TAREAS:
1. Indique si cada afirmación concuerda con el texto sobre la pandemia en México y cite las palabras del texto que lo deciden: (a) México ocupa el lugar 11 en el mundo por número de muertes. (b) En marzo no había filtros sanitarios en los aeropuertos del país. (c) En México se han aplicado pruebas masivas para cortar cadenas de contagio.
2. Según el texto sobre la pandemia en México, ¿cuántos fallecimientos podría haber en el país para enero de 2021 si sigue la tendencia actual?

TEXTO DE ORIGEN:
_ _ _ _ _

Al rebasar México 1 millón de casos y rozar las 100 mil muertes, es válido alertar: ¡Sálvese quien pueda!
México ocupa ya el lugar 4 por número de muertes y el 11 por número de casos positivos en el mundo.
De seguir la tendencia actual en el comportamiento de la pandemia, para enero de 2021 podría haber aquí entre 130 mil y 157 mil fallecimientos.
La naturaleza del virus, aunado a algunas malas decisiones oficiales (en marzo no había filtros sanitarios en los aeropuertos del país, ni se han aplicado pruebas masivas para detectar y cortar cadenas de contagio, por ejemplo) hacen estragos.
¡Sálvese quien pueda!, entonces, aplica a todos:
A quienes siguen las reglas de prevención; a los que se ven obligados a salir de casa en busca del sustento diario (no trabajas, no comes); a los que creen a pie juntillas que esto es una conspiración para imponer un nuevo orden internacional y a los despreocupados que ignoran las advertencias (“no pasa nada”).
También a ex-universitarios, ex-funcionarios jubilados y otros que gozan de cheques seguros y pueden darse el lujo de quedarse en casa.
El clima social, para colmo, se ha perturbado.
Desde un lugar de privilegio, por ejemplo, algunos ciudadanos “especiales” satanizan a todo aquel hombre o mujer que ose salir en busca de pan o, peor aun, de recreación.

_ _ _ _ _

DATOS DISPONIBLES:

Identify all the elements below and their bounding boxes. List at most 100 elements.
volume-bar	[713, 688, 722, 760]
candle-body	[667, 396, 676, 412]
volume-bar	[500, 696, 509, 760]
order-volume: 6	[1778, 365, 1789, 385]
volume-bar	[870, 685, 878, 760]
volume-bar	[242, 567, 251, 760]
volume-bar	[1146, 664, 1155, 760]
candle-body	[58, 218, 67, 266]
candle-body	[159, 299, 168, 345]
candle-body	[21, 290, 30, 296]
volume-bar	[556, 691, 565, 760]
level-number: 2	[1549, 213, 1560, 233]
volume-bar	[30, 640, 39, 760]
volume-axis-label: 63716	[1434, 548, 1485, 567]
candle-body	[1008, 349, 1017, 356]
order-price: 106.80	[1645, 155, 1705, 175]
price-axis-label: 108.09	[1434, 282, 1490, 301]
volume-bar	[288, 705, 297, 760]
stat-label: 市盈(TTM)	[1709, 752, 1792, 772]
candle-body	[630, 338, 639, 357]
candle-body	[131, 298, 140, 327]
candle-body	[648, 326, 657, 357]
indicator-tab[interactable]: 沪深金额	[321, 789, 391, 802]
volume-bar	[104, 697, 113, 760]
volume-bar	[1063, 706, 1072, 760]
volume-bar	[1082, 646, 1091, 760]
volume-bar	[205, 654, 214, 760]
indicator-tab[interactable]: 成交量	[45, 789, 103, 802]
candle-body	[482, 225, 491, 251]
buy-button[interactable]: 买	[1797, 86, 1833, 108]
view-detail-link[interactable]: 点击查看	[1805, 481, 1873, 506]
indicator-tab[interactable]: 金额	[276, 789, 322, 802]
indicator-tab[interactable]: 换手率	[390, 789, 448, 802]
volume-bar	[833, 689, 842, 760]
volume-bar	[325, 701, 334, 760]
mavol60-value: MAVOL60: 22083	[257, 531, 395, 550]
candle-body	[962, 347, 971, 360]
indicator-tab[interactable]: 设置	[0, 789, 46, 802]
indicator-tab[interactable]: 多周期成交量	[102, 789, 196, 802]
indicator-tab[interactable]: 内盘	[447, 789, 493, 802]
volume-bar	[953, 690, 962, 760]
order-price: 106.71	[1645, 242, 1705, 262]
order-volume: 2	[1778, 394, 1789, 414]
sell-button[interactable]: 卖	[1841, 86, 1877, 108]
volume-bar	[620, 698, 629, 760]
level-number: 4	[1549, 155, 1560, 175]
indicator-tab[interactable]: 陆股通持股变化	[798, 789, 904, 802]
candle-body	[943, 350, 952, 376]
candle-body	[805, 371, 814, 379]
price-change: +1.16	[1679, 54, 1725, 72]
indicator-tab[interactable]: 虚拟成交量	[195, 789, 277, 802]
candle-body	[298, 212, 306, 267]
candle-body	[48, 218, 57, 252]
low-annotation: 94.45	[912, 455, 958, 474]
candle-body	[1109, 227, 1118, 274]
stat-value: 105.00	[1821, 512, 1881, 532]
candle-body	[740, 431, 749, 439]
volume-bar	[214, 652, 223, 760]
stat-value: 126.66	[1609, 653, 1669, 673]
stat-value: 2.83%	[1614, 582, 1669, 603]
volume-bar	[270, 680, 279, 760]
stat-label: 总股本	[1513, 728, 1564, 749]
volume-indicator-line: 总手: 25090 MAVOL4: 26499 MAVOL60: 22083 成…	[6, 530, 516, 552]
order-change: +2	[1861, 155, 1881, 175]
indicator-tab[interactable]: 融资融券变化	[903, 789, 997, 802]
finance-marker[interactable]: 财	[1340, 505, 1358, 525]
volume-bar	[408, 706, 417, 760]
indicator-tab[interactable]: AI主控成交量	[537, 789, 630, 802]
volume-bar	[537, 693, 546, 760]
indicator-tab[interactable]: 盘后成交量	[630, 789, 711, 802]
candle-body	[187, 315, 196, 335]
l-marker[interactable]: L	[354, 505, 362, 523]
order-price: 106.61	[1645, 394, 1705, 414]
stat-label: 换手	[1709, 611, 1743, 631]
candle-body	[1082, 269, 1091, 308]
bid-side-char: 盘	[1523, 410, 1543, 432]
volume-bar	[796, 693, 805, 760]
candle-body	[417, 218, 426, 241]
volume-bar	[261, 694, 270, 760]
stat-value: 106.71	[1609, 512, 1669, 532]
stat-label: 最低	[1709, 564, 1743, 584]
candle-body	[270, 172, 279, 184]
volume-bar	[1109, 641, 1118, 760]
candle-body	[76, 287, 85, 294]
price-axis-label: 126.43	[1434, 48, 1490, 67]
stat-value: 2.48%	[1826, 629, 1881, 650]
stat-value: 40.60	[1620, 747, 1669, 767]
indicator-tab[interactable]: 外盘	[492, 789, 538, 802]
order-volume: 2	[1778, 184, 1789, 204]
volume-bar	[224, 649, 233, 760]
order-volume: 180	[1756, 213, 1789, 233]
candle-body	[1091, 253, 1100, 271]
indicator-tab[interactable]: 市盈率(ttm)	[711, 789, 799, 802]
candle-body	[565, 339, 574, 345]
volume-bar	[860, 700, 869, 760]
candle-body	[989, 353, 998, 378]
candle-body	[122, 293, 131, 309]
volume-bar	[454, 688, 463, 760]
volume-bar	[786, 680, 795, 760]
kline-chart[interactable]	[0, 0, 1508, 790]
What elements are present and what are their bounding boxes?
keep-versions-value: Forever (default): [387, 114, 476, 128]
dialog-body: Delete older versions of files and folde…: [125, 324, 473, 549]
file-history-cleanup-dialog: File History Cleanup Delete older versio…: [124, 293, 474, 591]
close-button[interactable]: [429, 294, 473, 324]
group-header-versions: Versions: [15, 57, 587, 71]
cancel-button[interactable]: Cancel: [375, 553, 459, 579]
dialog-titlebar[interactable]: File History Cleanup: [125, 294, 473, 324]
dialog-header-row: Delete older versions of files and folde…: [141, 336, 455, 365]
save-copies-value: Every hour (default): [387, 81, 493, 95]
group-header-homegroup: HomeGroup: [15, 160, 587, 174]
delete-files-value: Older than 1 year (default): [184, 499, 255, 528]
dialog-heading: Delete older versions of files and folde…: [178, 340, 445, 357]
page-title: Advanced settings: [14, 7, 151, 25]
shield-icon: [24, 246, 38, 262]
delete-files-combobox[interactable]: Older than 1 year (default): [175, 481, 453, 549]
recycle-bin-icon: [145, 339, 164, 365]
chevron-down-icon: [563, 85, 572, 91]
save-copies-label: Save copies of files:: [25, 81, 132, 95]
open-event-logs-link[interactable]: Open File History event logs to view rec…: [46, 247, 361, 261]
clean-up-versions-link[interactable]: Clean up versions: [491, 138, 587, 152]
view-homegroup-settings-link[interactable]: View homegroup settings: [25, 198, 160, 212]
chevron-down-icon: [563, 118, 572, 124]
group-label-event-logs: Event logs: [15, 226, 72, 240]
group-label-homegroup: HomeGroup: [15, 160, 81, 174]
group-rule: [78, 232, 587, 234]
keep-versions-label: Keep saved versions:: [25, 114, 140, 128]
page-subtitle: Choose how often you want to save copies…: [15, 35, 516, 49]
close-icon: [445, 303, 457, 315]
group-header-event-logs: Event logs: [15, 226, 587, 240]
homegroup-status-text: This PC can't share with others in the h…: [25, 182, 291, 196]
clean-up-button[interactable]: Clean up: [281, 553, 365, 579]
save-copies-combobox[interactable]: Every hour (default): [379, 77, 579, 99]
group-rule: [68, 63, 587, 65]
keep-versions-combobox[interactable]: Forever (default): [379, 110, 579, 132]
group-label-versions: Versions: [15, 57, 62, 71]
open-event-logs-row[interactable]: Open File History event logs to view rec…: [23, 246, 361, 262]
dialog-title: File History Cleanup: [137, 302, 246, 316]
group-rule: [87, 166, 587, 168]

_ _ _ _ _

RESPUESTAS DEL EJERCICIO:
1.
(a) No: «México ocupa ya el lugar 4 por número de muertes y el 11 por número de casos positivos en el mundo».
(b) Sí: «en marzo no había filtros sanitarios en los aeropuertos del país».
(c) No: «ni se han aplicado pruebas masivas para detectar y cortar cadenas de contagio».

2. Entre 130 mil y 157 mil fallecimientos.